━━━ DATA FOR THE TASK ━━━
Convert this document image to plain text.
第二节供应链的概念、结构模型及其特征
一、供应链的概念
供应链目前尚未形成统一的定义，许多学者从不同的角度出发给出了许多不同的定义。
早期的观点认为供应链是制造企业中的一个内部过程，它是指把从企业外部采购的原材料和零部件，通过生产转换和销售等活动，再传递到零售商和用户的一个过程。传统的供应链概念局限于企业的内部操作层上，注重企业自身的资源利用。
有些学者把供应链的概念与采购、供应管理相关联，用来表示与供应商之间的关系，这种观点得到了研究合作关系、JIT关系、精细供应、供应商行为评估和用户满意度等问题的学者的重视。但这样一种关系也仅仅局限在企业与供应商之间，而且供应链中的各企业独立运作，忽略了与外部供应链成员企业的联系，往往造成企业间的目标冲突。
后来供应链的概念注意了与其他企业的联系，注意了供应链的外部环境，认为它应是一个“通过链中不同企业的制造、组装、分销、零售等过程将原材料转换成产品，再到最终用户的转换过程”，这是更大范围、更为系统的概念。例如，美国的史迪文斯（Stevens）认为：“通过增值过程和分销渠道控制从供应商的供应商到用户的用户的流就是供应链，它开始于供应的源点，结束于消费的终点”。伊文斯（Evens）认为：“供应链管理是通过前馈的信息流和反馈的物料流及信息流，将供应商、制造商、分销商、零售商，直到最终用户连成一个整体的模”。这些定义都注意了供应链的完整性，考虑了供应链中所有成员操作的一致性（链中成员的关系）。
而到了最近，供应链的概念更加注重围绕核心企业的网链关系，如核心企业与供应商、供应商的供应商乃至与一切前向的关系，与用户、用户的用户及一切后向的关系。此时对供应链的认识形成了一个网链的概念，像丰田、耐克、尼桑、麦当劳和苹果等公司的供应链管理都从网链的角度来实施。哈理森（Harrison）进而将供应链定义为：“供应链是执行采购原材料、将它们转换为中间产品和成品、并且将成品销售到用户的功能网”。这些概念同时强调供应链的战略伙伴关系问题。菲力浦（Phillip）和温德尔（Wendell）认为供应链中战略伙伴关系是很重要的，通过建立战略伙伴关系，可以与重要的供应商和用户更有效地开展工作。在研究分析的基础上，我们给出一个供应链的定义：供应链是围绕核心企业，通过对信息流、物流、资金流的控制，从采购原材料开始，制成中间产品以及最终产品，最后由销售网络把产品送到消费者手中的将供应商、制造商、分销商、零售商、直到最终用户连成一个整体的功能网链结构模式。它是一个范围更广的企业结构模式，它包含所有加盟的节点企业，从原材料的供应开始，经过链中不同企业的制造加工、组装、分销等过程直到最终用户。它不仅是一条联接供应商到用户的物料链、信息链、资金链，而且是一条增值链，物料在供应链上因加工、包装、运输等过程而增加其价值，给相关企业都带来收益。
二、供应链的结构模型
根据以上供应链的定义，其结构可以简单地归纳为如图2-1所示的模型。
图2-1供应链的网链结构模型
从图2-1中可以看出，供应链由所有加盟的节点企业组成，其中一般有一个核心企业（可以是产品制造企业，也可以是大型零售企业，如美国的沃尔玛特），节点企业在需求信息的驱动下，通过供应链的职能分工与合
━━━
## TASK DESCRIPTION
Set out the complete listing exactly as shown.

## RESULT FOR THIS TASK
Convert this document image to plain text.
第二节供应链的概念、结构模型及其特征
一、供应链的概念
供应链目前尚未形成统一的定义，许多学者从不同的角度出发给出了许多不同的定义。
早期的观点认为供应链是制造企业中的一个内部过程，它是指把从企业外部采购的原材料和零部件，通过生产转换和销售等活动，再传递到零售商和用户的一个过程。传统的供应链概念局限于企业的内部操作层上，注重企业自身的资源利用。
有些学者把供应链的概念与采购、供应管理相关联，用来表示与供应商之间的关系，这种观点得到了研究合作关系、JIT关系、精细供应、供应商行为评估和用户满意度等问题的学者的重视。但这样一种关系也仅仅局限在企业与供应商之间，而且供应链中的各企业独立运作，忽略了与外部供应链成员企业的联系，往往造成企业间的目标冲突。
后来供应链的概念注意了与其他企业的联系，注意了供应链的外部环境，认为它应是一个“通过链中不同企业的制造、组装、分销、零售等过程将原材料转换成产品，再到最终用户的转换过程”，这是更大范围、更为系统的概念。例如，美国的史迪文斯（Stevens）认为：“通过增值过程和分销渠道控制从供应商的供应商到用户的用户的流就是供应链，它开始于供应的源点，结束于消费的终点”。伊文斯（Evens）认为：“供应链管理是通过前馈的信息流和反馈的物料流及信息流，将供应商、制造商、分销商、零售商，直到最终用户连成一个整体的模”。这些定义都注意了供应链的完整性，考虑了供应链中所有成员操作的一致性（链中成员的关系）。
而到了最近，供应链的概念更加注重围绕核心企业的网链关系，如核心企业与供应商、供应商的供应商乃至与一切前向的关系，与用户、用户的用户及一切后向的关系。此时对供应链的认识形成了一个网链的概念，像丰田、耐克、尼桑、麦当劳和苹果等公司的供应链管理都从网链的角度来实施。哈理森（Harrison）进而将供应链定义为：“供应链是执行采购原材料、将它们转换为中间产品和成品、并且将成品销售到用户的功能网”。这些概念同时强调供应链的战略伙伴关系问题。菲力浦（Phillip）和温德尔（Wendell）认为供应链中战略伙伴关系是很重要的，通过建立战略伙伴关系，可以与重要的供应商和用户更有效地开展工作。在研究分析的基础上，我们给出一个供应链的定义：供应链是围绕核心企业，通过对信息流、物流、资金流的控制，从采购原材料开始，制成中间产品以及最终产品，最后由销售网络把产品送到消费者手中的将供应商、制造商、分销商、零售商、直到最终用户连成一个整体的功能网链结构模式。它是一个范围更广的企业结构模式，它包含所有加盟的节点企业，从原材料的供应开始，经过链中不同企业的制造加工、组装、分销等过程直到最终用户。它不仅是一条联接供应商到用户的物料链、信息链、资金链，而且是一条增值链，物料在供应链上因加工、包装、运输等过程而增加其价值，给相关企业都带来收益。
二、供应链的结构模型
根据以上供应链的定义，其结构可以简单地归纳为如图2-1所示的模型。
图2-1供应链的网链结构模型
从图2-1中可以看出，供应链由所有加盟的节点企业组成，其中一般有一个核心企业（可以是产品制造企业，也可以是大型零售企业，如美国的沃尔玛特），节点企业在需求信息的驱动下，通过供应链的职能分工与合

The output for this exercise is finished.